# Given problem
Beginning at the line that contains "Output a JSON", reproduce every line to the end of the material without changing any of them.

# Supplied material
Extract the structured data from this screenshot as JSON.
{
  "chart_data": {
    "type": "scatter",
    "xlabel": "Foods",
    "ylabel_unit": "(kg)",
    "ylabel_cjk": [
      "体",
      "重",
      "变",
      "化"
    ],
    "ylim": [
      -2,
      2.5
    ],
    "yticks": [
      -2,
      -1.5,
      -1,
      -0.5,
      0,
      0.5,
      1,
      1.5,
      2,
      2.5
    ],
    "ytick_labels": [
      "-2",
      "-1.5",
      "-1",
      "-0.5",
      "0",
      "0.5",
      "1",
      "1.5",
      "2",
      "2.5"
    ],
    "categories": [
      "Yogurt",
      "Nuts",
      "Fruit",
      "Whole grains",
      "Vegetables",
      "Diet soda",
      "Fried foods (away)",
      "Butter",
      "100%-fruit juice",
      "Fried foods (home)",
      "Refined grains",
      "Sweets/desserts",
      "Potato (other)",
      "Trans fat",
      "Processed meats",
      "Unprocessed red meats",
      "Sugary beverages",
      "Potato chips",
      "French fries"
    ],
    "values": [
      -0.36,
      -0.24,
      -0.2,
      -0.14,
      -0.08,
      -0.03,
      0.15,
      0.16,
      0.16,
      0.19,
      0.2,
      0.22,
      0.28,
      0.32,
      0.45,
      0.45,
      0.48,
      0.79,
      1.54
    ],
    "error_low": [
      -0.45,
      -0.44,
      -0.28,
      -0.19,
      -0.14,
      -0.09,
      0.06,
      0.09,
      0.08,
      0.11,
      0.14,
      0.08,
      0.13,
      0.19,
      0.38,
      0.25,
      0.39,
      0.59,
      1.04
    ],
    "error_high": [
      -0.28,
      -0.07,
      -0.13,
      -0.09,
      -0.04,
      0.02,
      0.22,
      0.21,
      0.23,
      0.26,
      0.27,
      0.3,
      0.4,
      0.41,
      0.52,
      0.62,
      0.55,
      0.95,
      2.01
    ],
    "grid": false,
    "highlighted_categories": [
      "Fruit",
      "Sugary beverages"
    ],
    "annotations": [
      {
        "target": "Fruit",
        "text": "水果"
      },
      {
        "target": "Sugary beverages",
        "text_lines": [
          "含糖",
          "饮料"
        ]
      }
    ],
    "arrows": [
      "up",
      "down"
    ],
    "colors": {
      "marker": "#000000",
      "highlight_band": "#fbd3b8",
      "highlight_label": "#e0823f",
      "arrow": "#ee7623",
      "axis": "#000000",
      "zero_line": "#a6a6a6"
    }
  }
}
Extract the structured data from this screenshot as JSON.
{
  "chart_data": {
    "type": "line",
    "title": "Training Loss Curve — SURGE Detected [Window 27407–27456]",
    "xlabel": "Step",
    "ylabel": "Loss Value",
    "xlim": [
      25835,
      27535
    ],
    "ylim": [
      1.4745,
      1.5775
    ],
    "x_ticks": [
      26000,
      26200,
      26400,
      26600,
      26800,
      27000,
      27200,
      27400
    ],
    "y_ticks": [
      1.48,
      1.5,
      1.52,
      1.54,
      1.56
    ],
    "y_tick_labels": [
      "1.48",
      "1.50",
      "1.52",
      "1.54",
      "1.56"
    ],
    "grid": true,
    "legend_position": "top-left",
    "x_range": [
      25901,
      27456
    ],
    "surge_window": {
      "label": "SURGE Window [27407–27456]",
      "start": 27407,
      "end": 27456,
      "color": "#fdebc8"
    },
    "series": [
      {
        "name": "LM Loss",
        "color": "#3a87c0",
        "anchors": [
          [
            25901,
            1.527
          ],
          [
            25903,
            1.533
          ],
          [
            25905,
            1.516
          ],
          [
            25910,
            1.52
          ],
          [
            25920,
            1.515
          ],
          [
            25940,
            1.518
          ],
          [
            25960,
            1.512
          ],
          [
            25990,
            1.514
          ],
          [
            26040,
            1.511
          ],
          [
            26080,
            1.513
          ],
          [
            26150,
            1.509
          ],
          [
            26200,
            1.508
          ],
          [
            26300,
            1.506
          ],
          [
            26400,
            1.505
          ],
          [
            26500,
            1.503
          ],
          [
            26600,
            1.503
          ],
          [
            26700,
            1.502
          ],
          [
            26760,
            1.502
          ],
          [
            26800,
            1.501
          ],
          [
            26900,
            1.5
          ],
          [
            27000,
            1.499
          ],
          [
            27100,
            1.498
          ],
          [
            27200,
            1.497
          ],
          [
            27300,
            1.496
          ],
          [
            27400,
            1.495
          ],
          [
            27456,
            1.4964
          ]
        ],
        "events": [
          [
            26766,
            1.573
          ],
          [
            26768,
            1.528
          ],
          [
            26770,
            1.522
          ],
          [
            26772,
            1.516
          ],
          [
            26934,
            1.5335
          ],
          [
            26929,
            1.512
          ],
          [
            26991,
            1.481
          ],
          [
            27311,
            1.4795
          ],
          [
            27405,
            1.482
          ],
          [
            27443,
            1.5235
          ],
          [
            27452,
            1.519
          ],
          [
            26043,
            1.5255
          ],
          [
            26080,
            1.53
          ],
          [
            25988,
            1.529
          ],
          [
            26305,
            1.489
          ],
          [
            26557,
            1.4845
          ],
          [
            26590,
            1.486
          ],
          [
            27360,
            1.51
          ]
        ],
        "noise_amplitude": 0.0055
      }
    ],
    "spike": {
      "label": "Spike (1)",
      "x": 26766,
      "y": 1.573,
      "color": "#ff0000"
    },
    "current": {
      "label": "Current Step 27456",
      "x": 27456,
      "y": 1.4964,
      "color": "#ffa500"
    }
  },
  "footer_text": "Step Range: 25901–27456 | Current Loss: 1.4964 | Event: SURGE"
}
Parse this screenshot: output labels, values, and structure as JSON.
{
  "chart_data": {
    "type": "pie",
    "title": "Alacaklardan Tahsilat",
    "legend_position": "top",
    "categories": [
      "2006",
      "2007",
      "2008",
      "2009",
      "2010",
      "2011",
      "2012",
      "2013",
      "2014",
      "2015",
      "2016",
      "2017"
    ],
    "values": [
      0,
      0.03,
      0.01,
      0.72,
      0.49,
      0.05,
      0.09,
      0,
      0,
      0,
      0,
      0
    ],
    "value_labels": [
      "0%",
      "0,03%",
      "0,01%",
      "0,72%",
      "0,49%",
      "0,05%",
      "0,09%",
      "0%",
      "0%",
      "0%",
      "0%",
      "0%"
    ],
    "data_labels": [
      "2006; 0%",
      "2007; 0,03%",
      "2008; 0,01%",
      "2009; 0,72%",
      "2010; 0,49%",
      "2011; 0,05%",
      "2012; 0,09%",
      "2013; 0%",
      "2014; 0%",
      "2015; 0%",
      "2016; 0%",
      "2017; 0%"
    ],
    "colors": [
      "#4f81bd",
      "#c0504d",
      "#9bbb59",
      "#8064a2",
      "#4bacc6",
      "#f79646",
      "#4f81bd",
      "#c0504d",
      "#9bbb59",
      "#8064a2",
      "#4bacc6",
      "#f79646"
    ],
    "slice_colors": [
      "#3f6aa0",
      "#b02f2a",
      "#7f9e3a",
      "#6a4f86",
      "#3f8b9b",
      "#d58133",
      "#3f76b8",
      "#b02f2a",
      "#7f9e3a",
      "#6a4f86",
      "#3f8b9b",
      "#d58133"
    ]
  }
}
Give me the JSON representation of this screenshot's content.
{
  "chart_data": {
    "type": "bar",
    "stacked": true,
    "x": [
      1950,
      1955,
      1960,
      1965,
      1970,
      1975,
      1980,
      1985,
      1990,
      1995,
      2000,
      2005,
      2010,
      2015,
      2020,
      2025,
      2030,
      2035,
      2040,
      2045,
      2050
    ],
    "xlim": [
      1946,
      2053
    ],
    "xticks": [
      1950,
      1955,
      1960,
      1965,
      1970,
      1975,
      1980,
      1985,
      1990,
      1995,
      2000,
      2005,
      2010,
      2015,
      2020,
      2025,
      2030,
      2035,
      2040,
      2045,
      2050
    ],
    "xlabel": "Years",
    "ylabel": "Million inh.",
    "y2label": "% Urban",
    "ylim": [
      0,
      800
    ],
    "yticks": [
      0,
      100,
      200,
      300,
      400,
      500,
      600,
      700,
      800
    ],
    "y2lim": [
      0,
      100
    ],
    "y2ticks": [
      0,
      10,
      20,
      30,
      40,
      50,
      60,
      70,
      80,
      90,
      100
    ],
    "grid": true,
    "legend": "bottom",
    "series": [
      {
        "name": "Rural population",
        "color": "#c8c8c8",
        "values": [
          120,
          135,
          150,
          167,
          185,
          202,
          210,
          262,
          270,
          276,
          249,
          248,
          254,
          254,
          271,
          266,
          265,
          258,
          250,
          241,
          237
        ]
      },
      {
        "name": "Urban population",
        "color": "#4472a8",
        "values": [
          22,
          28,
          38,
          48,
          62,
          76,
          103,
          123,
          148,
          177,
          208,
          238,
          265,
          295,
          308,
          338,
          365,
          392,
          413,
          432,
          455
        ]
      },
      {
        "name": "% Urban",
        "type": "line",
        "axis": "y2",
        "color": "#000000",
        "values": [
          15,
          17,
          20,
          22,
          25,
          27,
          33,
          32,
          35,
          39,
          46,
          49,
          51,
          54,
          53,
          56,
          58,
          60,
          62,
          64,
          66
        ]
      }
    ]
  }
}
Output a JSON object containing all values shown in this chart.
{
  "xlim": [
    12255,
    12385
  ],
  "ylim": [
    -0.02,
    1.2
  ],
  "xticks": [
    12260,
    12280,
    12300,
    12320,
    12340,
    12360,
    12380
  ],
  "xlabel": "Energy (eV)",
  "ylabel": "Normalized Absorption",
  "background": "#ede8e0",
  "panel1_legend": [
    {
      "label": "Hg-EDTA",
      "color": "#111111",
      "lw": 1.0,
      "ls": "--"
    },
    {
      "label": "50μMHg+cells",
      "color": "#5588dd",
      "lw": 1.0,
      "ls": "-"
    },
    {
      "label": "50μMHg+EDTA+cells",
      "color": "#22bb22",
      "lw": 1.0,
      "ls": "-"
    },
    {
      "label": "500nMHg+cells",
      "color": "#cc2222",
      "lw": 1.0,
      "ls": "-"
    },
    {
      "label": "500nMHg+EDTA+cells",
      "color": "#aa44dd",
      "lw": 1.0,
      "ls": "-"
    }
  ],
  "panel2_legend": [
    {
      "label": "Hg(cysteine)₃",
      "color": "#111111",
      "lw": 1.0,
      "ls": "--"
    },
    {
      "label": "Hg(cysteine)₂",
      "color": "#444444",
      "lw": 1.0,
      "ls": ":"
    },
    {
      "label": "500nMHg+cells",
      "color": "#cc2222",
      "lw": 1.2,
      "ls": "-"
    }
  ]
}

# Written solution
Output a JSON object containing all values shown in this chart.
{
  "xlim": [
    12255,
    12385
  ],
  "ylim": [
    -0.02,
    1.2
  ],
  "xticks": [
    12260,
    12280,
    12300,
    12320,
    12340,
    12360,
    12380
  ],
  "xlabel": "Energy (eV)",
  "ylabel": "Normalized Absorption",
  "background": "#ede8e0",
  "panel1_legend": [
    {
      "label": "Hg-EDTA",
      "color": "#111111",
      "lw": 1.0,
      "ls": "--"
    },
    {
      "label": "50μMHg+cells",
      "color": "#5588dd",
      "lw": 1.0,
      "ls": "-"
    },
    {
      "label": "50μMHg+EDTA+cells",
      "color": "#22bb22",
      "lw": 1.0,
      "ls": "-"
    },
    {
      "label": "500nMHg+cells",
      "color": "#cc2222",
      "lw": 1.0,
      "ls": "-"
    },
    {
      "label": "500nMHg+EDTA+cells",
      "color": "#aa44dd",
      "lw": 1.0,
      "ls": "-"
    }
  ],
  "panel2_legend": [
    {
      "label": "Hg(cysteine)₃",
      "color": "#111111",
      "lw": 1.0,
      "ls": "--"
    },
    {
      "label": "Hg(cysteine)₂",
      "color": "#444444",
      "lw": 1.0,
      "ls": ":"
    },
    {
      "label": "500nMHg+cells",
      "color": "#cc2222",
      "lw": 1.2,
      "ls": "-"
    }
  ]
}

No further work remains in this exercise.